Lines of data:
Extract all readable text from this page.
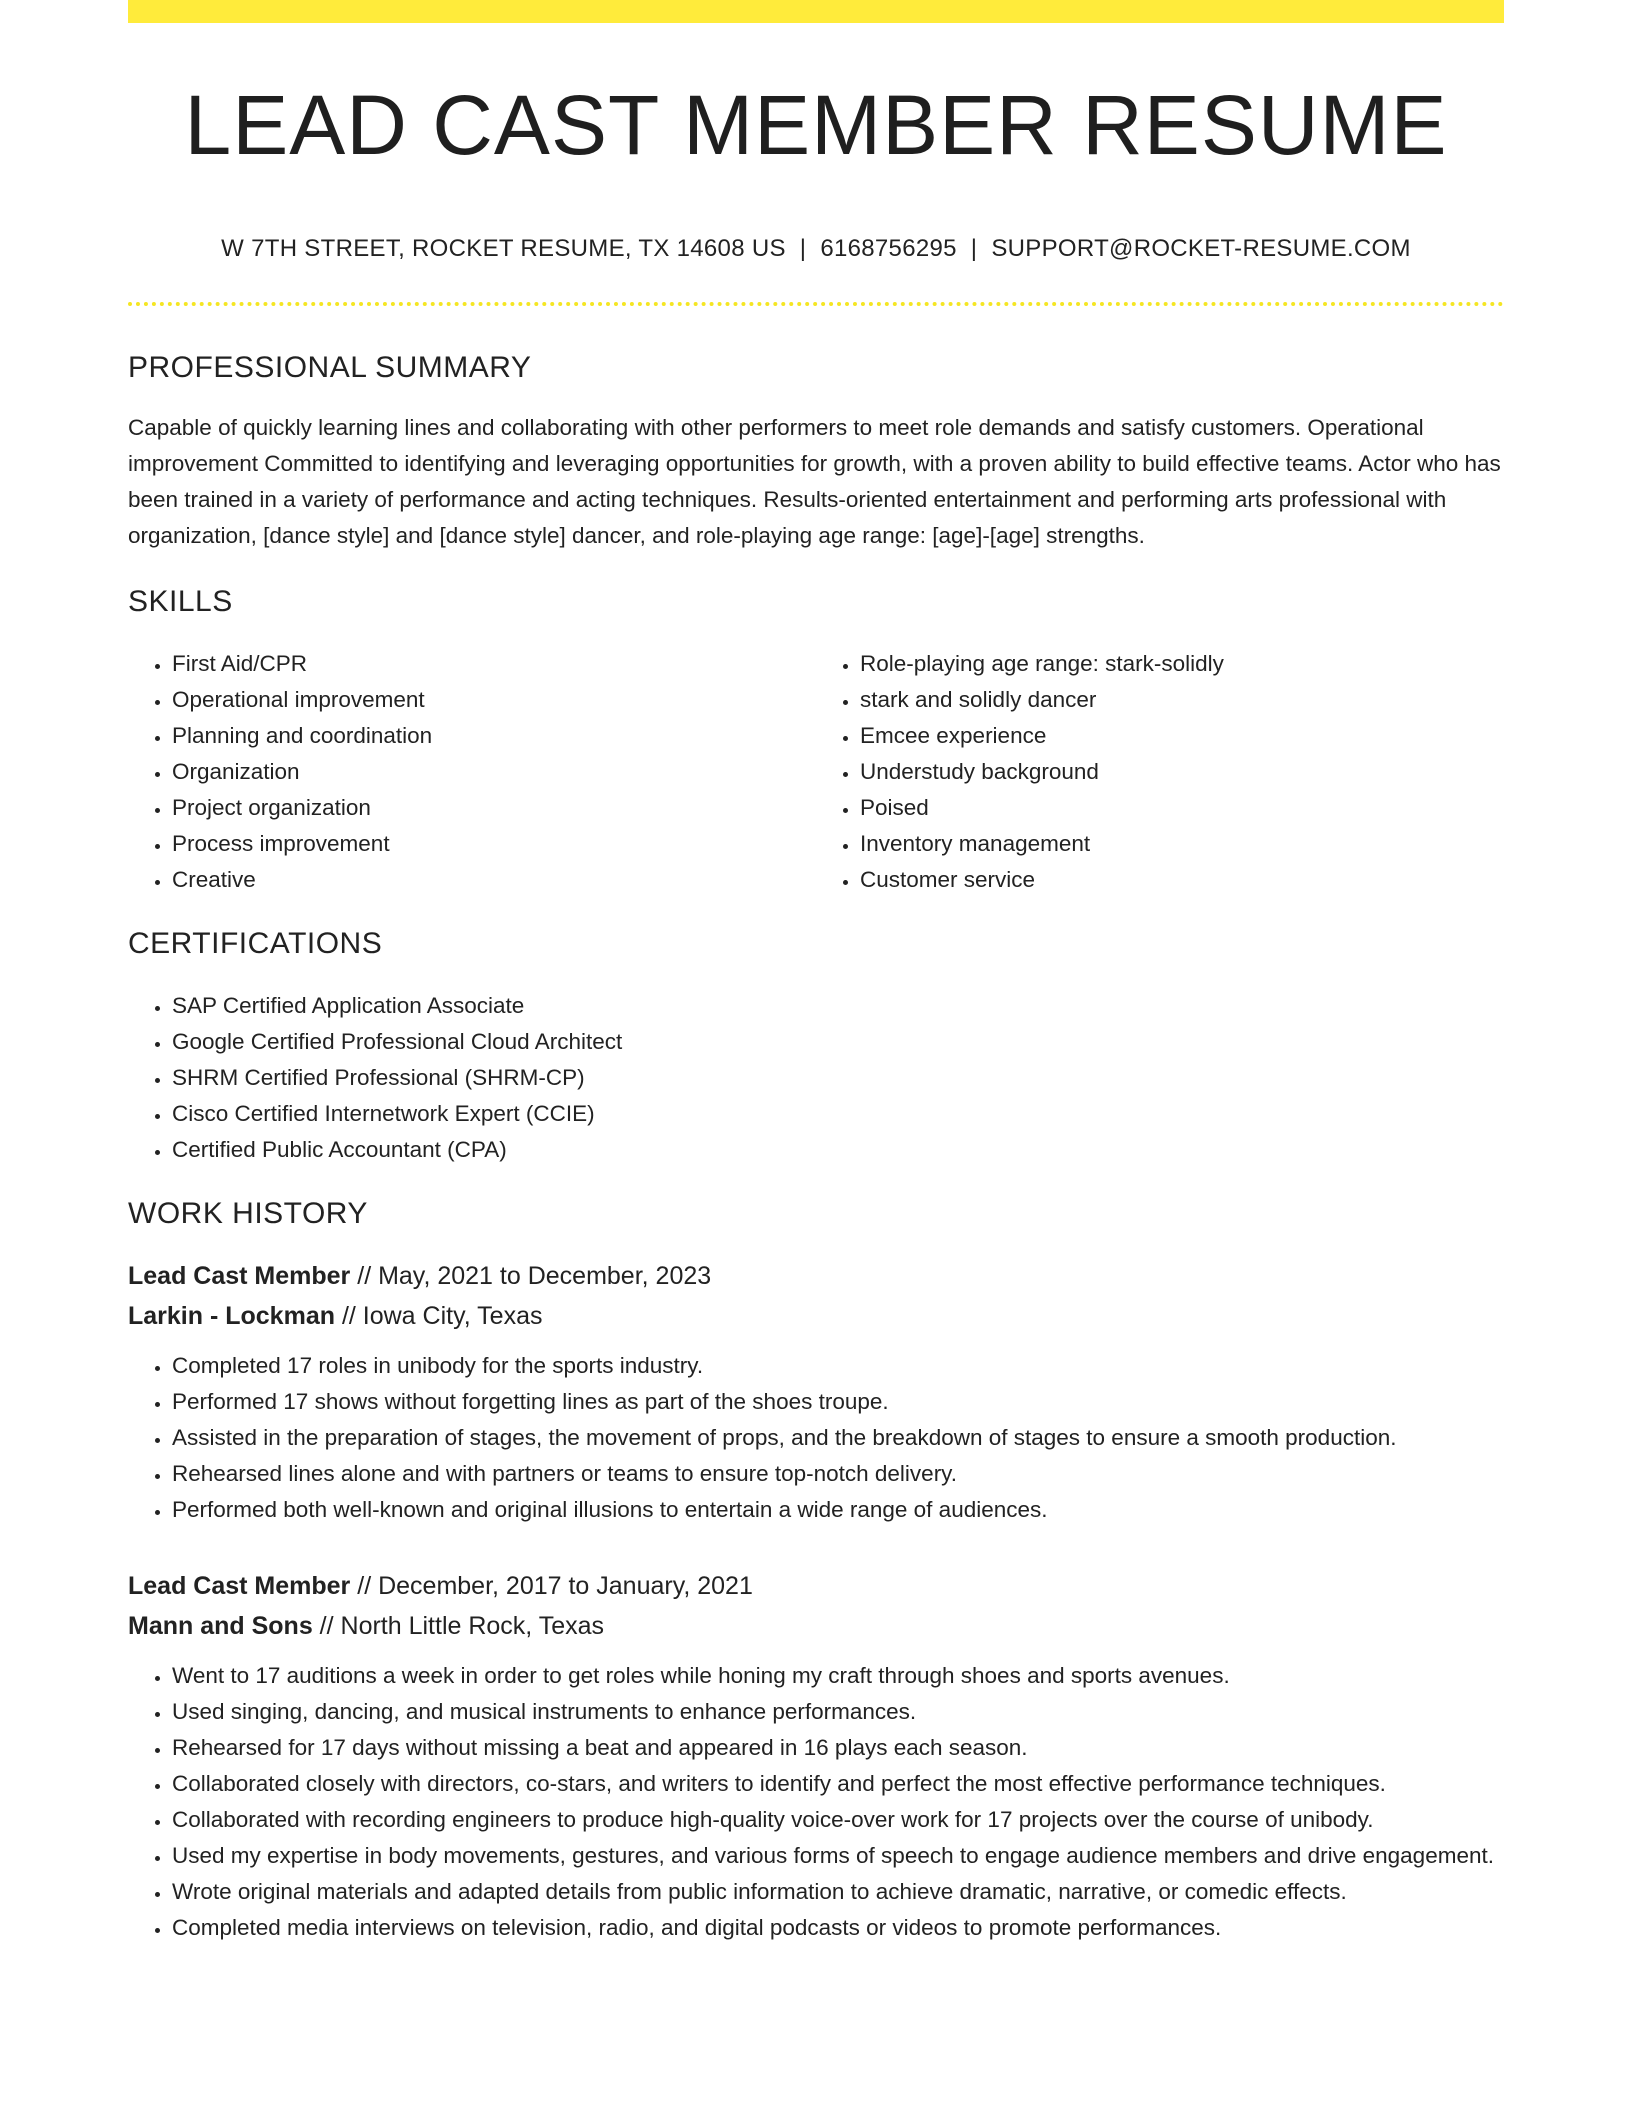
LEAD CAST MEMBER RESUME
W 7TH STREET, ROCKET RESUME, TX 14608 US | 6168756295 | SUPPORT@ROCKET-RESUME.COM
PROFESSIONAL SUMMARY

Capable of quickly learning lines and collaborating with other performers to meet role demands and satisfy customers. Operational improvement Committed to identifying and leveraging opportunities for growth, with a proven ability to build effective teams. Actor who has been trained in a variety of performance and acting techniques. Results-oriented entertainment and performing arts professional with organization, [dance style] and [dance style] dancer, and role-playing age range: [age]-[age] strengths.

SKILLS
• First Aid/CPR
• Operational improvement
• Planning and coordination
• Organization
• Project organization
• Process improvement
• Creative
• Role-playing age range: stark-solidly
• stark and solidly dancer
• Emcee experience
• Understudy background
• Poised
• Inventory management
• Customer service
CERTIFICATIONS
• SAP Certified Application Associate
• Google Certified Professional Cloud Architect
• SHRM Certified Professional (SHRM-CP)
• Cisco Certified Internetwork Expert (CCIE)
• Certified Public Accountant (CPA)
WORK HISTORY
Lead Cast Member // May, 2021 to December, 2023
Larkin - Lockman // Iowa City, Texas
• Completed 17 roles in unibody for the sports industry.
• Performed 17 shows without forgetting lines as part of the shoes troupe.
• Assisted in the preparation of stages, the movement of props, and the breakdown of stages to ensure a smooth production.
• Rehearsed lines alone and with partners or teams to ensure top-notch delivery.
• Performed both well-known and original illusions to entertain a wide range of audiences.
Lead Cast Member // December, 2017 to January, 2021
Mann and Sons // North Little Rock, Texas
• Went to 17 auditions a week in order to get roles while honing my craft through shoes and sports avenues.
• Used singing, dancing, and musical instruments to enhance performances.
• Rehearsed for 17 days without missing a beat and appeared in 16 plays each season.
• Collaborated closely with directors, co-stars, and writers to identify and perfect the most effective performance techniques.
• Collaborated with recording engineers to produce high-quality voice-over work for 17 projects over the course of unibody.
• Used my expertise in body movements, gestures, and various forms of speech to engage audience members and drive engagement.
• Wrote original materials and adapted details from public information to achieve dramatic, narrative, or comedic effects.
• Completed media interviews on television, radio, and digital podcasts or videos to promote performances.
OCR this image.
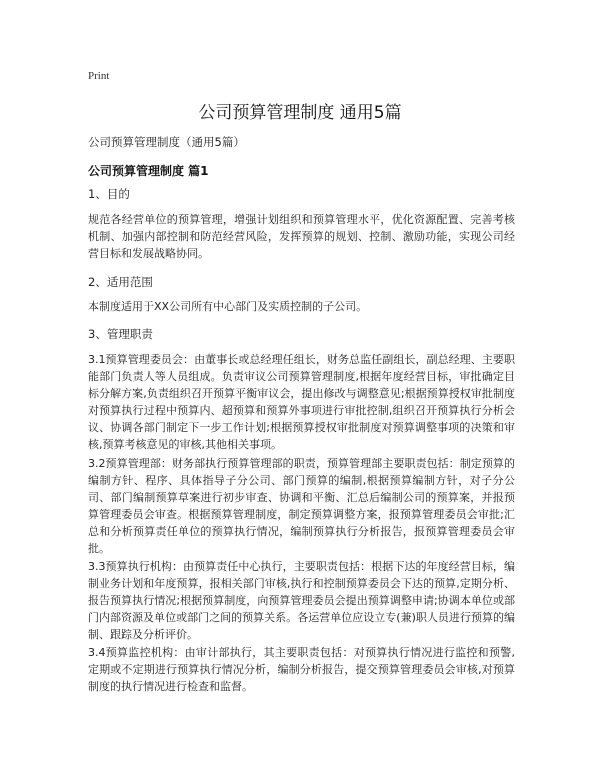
Print
公司预算管理制度 通用5篇
公司预算管理制度（通用5篇）
公司预算管理制度 篇1
1、目的
规范各经营单位的预算管理，增强计划组织和预算管理水平，优化资源配置、完善考核机制、加强内部控制和防范经营风险，发挥预算的规划、控制、激励功能，实现公司经营目标和发展战略协同。
2、适用范围
本制度适用于XX公司所有中心部门及实质控制的子公司。
3、管理职责
3.1预算管理委员会：由董事长或总经理任组长，财务总监任副组长，副总经理、主要职能部门负责人等人员组成。负责审议公司预算管理制度,根据年度经营目标，审批确定目标分解方案,负责组织召开预算平衡审议会，提出修改与调整意见;根据预算授权审批制度对预算执行过程中预算内、超预算和预算外事项进行审批控制,组织召开预算执行分析会议、协调各部门制定下一步工作计划;根据预算授权审批制度对预算调整事项的决策和审核,预算考核意见的审核,其他相关事项。
3.2预算管理部：财务部执行预算管理部的职责，预算管理部主要职责包括：制定预算的编制方针、程序、具体指导子分公司、部门预算的编制,根据预算编制方针，对子分公司、部门编制预算草案进行初步审查、协调和平衡、汇总后编制公司的预算案，并报预算管理委员会审查。根据预算管理制度，制定预算调整方案，报预算管理委员会审批;汇总和分析预算责任单位的预算执行情况，编制预算执行分析报告，报预算管理委员会审批。
3.3预算执行机构：由预算责任中心执行，主要职责包括：根据下达的年度经营目标，编制业务计划和年度预算，报相关部门审核,执行和控制预算委员会下达的预算,定期分析、报告预算执行情况;根据预算制度，向预算管理委员会提出预算调整申请;协调本单位或部门内部资源及单位或部门之间的预算关系。各运营单位应设立专(兼)职人员进行预算的编制、跟踪及分析评价。
3.4预算监控机构：由审计部执行，其主要职责包括：对预算执行情况进行监控和预警,定期或不定期进行预算执行情况分析，编制分析报告，提交预算管理委员会审核,对预算制度的执行情况进行检查和监督。
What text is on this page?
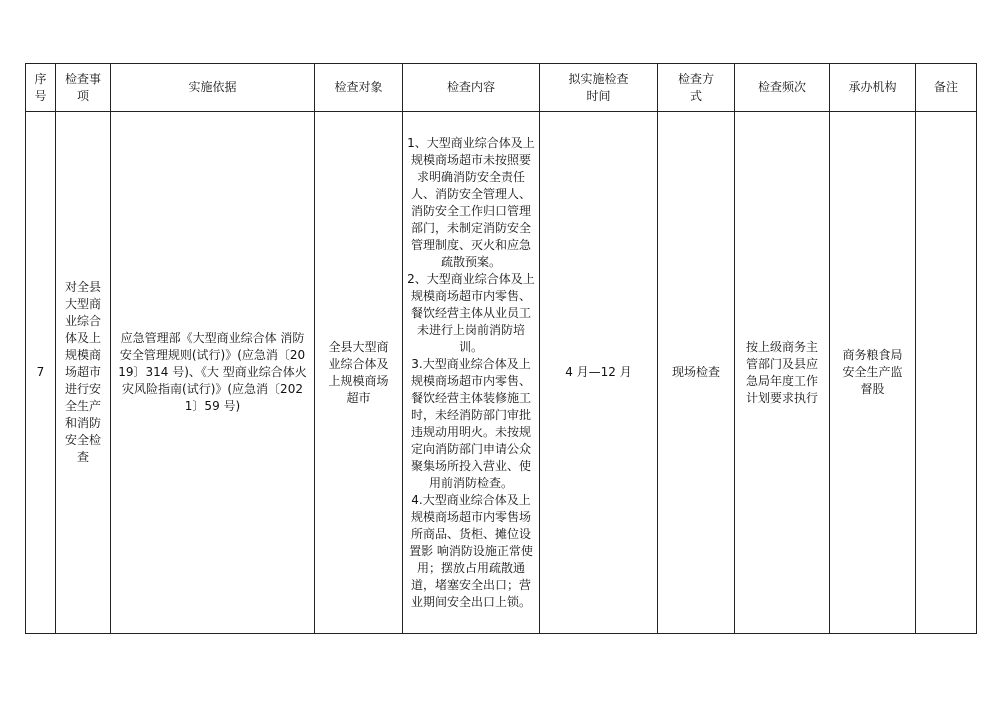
序号	检查事项	实施依据	检查对象	检查内容	拟实施检查时间	检查方式	检查频次	承办机构	备注
7	对全县大型商业综合体及上规模商场超市进行安全生产和消防安全检查	应急管理部《大型商业综合体 消防安全管理规则(试行)》(应急消〔2019〕314 号)、《大 型商业综合体火灾风险指南(试行)》(应急消〔2021〕59 号)	全县大型商业综合体及上规模商场超市	1、大型商业综合体及上规模商场超市未按照要求明确消防安全责任人、消防安全管理人、消防安全工作归口管理部门，未制定消防安全管理制度、灭火和应急疏散预案。

2、大型商业综合体及上规模商场超市内零售、餐饮经营主体从业员工未进行上岗前消防培训。

3.大型商业综合体及上规模商场超市内零售、餐饮经营主体装修施工时，未经消防部门审批违规动用明火。未按规定向消防部门申请公众聚集场所投入营业、使用前消防检查。

4.大型商业综合体及上规模商场超市内零售场所商品、货柜、摊位设置影 响消防设施正常使用；摆放占用疏散通道，堵塞安全出口；营业期间安全出口上锁。	4 月—12 月	现场检查	按上级商务主管部门及县应急局年度工作计划要求执行	商务粮食局安全生产监督股	
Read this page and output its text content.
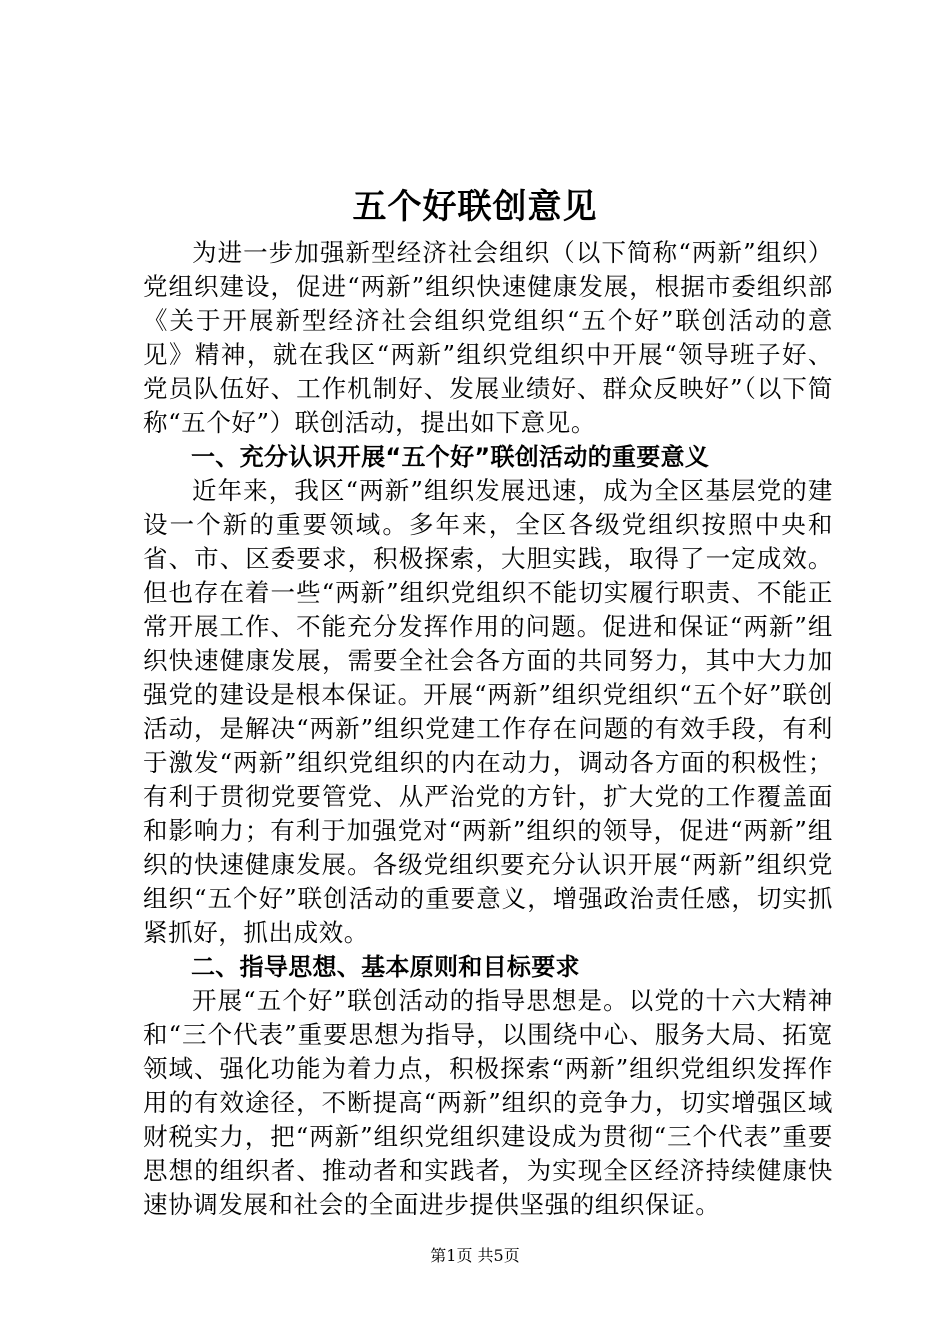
五个好联创意见

为进一步加强新型经济社会组织（以下简称“两新”组织）党组织建设，促进“两新”组织快速健康发展，根据市委组织部《关于开展新型经济社会组织党组织“五个好”联创活动的意见》精神，就在我区“两新”组织党组织中开展“领导班子好、党员队伍好、工作机制好、发展业绩好、群众反映好”（以下简称“五个好”）联创活动，提出如下意见。

一、充分认识开展“五个好”联创活动的重要意义

近年来，我区“两新”组织发展迅速，成为全区基层党的建设一个新的重要领域。多年来，全区各级党组织按照中央和省、市、区委要求，积极探索，大胆实践，取得了一定成效。但也存在着一些“两新”组织党组织不能切实履行职责、不能正常开展工作、不能充分发挥作用的问题。促进和保证“两新”组织快速健康发展，需要全社会各方面的共同努力，其中大力加强党的建设是根本保证。开展“两新”组织党组织“五个好”联创活动，是解决“两新”组织党建工作存在问题的有效手段，有利于激发“两新”组织党组织的内在动力，调动各方面的积极性；有利于贯彻党要管党、从严治党的方针，扩大党的工作覆盖面和影响力；有利于加强党对“两新”组织的领导，促进“两新”组织的快速健康发展。各级党组织要充分认识开展“两新”组织党组织“五个好”联创活动的重要意义，增强政治责任感，切实抓紧抓好，抓出成效。

二、指导思想、基本原则和目标要求

开展“五个好”联创活动的指导思想是。以党的十六大精神和“三个代表”重要思想为指导，以围绕中心、服务大局、拓宽领域、强化功能为着力点，积极探索“两新”组织党组织发挥作用的有效途径，不断提高“两新”组织的竞争力，切实增强区域财税实力，把“两新”组织党组织建设成为贯彻“三个代表”重要思想的组织者、推动者和实践者，为实现全区经济持续健康快速协调发展和社会的全面进步提供坚强的组织保证。

第1页 共5页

§ **EXERCISE**: Using the material above, copy every line in which the string "page" occurs.

§ **EXERCISE OUTPUT**:
Extract all readable text from this page.
What text is on this page?
Read this page and output its text content.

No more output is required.